» WHAT YOU NEED TO DO
What follows is a block of records; restate each one word for word.

» INFORMATION SUPPLIED

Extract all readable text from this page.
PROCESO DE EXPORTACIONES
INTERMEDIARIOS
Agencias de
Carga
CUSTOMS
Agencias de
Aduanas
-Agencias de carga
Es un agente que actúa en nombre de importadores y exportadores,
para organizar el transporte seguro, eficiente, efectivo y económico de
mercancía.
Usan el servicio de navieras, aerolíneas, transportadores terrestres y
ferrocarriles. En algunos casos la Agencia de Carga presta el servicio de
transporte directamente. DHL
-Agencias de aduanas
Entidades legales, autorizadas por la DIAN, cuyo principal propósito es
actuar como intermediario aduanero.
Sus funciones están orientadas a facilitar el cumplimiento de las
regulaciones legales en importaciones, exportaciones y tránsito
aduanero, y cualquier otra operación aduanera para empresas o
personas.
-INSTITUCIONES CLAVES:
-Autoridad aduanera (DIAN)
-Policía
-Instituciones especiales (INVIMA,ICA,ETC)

» EXPECTED ANSWER
Extract all readable text from this page.
PROCESO DE EXPORTACIONES
INTERMEDIARIOS
Agencias de
Carga
CUSTOMS
Agencias de
Aduanas
-Agencias de carga
Es un agente que actúa en nombre de importadores y exportadores,
para organizar el transporte seguro, eficiente, efectivo y económico de
mercancía.
Usan el servicio de navieras, aerolíneas, transportadores terrestres y
ferrocarriles. En algunos casos la Agencia de Carga presta el servicio de
transporte directamente. DHL
-Agencias de aduanas
Entidades legales, autorizadas por la DIAN, cuyo principal propósito es
actuar como intermediario aduanero.
Sus funciones están orientadas a facilitar el cumplimiento de las
regulaciones legales en importaciones, exportaciones y tránsito
aduanero, y cualquier otra operación aduanera para empresas o
personas.
-INSTITUCIONES CLAVES:
-Autoridad aduanera (DIAN)
-Policía
-Instituciones especiales (INVIMA,ICA,ETC)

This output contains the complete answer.